#### Data shown
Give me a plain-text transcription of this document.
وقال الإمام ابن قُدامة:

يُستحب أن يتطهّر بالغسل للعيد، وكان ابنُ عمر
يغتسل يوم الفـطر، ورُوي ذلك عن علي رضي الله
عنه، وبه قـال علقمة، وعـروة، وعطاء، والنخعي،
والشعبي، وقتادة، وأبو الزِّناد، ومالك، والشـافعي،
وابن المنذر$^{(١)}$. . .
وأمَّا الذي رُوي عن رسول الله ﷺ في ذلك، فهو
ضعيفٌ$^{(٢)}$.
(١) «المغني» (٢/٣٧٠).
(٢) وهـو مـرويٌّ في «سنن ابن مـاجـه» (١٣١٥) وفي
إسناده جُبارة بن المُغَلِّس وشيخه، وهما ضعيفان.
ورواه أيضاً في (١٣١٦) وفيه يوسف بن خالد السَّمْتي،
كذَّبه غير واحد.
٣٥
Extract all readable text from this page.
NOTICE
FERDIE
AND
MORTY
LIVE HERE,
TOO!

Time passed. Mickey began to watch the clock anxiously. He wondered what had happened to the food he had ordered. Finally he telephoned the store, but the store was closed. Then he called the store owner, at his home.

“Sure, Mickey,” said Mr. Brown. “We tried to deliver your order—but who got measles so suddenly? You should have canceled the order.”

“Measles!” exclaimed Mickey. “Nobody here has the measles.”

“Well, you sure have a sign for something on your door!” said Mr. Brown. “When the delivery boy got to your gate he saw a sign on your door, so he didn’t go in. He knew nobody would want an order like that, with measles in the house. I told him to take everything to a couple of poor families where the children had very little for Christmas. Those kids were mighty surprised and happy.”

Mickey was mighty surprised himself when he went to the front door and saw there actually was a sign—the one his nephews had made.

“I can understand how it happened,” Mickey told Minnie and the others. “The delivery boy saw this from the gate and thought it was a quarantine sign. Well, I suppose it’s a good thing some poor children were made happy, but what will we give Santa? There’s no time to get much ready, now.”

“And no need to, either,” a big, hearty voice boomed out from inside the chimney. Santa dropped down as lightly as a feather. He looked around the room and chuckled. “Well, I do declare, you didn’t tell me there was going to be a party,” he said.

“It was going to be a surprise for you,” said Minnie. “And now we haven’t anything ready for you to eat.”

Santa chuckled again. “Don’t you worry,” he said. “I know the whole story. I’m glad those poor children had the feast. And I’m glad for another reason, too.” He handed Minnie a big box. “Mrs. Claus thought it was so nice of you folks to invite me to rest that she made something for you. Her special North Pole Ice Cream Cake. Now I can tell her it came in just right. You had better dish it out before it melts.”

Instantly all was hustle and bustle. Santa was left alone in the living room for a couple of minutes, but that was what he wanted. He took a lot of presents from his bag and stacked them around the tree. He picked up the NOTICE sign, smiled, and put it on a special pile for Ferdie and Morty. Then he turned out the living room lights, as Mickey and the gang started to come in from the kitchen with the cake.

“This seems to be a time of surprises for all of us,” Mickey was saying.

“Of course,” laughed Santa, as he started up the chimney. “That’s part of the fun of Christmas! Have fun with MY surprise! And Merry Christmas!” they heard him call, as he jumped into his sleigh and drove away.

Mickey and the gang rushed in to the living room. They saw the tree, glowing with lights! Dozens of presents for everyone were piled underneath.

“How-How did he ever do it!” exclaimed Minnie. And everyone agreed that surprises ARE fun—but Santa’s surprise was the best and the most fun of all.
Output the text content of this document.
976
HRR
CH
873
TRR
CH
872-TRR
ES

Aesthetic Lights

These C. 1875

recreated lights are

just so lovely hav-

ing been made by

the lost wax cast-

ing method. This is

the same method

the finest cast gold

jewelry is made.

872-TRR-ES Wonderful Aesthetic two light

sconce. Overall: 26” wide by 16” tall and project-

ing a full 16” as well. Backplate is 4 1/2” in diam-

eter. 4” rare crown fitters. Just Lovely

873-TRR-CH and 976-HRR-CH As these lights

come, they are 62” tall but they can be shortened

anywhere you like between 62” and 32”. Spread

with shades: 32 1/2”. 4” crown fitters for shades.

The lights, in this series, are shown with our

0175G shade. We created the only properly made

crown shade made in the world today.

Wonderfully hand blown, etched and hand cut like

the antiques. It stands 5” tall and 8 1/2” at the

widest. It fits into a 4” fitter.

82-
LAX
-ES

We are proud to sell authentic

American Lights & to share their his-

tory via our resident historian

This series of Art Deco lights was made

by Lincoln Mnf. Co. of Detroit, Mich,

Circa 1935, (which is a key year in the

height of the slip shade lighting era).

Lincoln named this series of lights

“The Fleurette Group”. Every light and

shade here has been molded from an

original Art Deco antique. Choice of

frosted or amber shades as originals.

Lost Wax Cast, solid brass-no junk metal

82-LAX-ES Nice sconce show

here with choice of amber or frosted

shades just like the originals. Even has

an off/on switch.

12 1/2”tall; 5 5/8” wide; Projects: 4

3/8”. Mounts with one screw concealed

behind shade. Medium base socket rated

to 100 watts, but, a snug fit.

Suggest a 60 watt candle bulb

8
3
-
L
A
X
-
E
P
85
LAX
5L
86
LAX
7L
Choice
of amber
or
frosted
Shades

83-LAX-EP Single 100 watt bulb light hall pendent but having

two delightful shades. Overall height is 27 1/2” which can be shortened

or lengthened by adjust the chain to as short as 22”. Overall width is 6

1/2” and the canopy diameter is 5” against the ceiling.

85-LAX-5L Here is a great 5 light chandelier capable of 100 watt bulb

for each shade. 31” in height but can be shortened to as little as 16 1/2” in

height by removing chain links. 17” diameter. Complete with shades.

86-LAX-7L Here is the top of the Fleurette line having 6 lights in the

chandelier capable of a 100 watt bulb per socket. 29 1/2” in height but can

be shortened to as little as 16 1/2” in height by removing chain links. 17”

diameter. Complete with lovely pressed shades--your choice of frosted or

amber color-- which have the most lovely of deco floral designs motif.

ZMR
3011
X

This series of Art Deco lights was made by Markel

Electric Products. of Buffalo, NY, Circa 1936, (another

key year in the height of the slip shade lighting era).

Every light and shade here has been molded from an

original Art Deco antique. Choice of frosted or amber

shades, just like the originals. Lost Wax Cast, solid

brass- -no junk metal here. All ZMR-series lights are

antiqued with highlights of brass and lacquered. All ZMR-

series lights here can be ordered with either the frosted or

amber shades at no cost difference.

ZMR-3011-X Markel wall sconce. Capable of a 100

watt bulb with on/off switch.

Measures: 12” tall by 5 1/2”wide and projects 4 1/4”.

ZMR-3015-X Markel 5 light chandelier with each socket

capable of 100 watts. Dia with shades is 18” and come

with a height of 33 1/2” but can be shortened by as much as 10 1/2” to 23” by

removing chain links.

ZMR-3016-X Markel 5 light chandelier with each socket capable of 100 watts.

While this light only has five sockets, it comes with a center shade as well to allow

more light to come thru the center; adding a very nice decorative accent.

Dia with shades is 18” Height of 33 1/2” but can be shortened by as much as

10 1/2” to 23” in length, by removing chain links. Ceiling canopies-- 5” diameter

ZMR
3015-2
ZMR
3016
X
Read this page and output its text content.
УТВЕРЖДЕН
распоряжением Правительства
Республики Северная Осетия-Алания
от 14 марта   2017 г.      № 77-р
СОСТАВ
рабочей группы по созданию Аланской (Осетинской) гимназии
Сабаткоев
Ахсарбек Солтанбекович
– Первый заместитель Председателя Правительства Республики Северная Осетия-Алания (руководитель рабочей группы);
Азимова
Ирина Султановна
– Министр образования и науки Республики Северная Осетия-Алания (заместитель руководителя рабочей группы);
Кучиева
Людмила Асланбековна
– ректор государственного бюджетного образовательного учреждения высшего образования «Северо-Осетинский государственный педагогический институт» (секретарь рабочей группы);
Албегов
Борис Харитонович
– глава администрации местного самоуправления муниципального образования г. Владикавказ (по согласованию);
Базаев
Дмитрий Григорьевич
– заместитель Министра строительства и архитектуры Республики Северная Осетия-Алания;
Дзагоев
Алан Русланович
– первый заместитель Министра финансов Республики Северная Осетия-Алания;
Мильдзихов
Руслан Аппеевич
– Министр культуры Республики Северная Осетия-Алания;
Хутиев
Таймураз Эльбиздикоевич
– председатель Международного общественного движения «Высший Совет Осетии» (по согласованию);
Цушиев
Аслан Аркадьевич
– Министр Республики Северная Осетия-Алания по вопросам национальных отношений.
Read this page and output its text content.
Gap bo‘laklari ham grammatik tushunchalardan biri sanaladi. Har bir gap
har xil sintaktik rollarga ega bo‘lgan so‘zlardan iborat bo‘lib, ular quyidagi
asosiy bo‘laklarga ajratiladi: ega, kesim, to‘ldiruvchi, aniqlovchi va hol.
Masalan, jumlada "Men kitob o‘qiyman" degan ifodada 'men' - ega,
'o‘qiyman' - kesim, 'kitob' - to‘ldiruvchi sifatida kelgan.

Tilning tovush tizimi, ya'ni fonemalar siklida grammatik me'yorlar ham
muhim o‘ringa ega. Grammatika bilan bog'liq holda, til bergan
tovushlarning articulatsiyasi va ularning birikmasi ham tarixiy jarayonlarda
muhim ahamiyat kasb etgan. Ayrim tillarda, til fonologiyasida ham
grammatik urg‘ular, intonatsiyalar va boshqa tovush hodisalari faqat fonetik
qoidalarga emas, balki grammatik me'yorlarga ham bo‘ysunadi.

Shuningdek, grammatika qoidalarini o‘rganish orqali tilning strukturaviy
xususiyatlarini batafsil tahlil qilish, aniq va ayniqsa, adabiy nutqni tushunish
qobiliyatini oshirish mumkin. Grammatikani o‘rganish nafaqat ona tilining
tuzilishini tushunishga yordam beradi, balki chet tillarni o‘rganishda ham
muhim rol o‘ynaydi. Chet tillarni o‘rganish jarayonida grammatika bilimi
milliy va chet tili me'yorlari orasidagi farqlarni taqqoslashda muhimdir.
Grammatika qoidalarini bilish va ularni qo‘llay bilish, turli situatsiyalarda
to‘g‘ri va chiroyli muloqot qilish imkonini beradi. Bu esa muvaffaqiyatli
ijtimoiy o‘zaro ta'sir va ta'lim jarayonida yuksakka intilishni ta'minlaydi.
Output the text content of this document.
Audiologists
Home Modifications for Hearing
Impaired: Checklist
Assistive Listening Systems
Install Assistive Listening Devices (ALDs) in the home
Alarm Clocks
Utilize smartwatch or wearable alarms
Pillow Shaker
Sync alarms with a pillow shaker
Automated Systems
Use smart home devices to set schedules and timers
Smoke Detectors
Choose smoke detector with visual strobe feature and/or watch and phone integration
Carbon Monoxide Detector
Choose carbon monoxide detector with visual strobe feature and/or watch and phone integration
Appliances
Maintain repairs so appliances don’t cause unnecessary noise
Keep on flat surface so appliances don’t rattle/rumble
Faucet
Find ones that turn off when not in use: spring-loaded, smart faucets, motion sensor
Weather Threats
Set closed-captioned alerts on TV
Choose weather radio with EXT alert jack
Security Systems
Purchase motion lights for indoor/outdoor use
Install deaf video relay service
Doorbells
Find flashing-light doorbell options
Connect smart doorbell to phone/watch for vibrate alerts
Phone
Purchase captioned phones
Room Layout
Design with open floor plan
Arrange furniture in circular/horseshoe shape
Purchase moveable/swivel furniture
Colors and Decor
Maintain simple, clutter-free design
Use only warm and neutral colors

#### Given problem
Find each line with the string "presents" and copy it out.

#### Solution
Instantly all was hustle and bustle. Santa was left alone in the living room for a couple of minutes, but that was what he wanted. He took a lot of presents from his bag and stacked them around the tree. He picked up the NOTICE sign, smiled, and put it on a special pile for Ferdie and Morty. Then he turned out the living room lights, as Mickey and the gang started to come in from the kitchen with the cake.
Mickey and the gang rushed in to the living room. They saw the tree, glowing with lights! Dozens of presents for everyone were piled underneath.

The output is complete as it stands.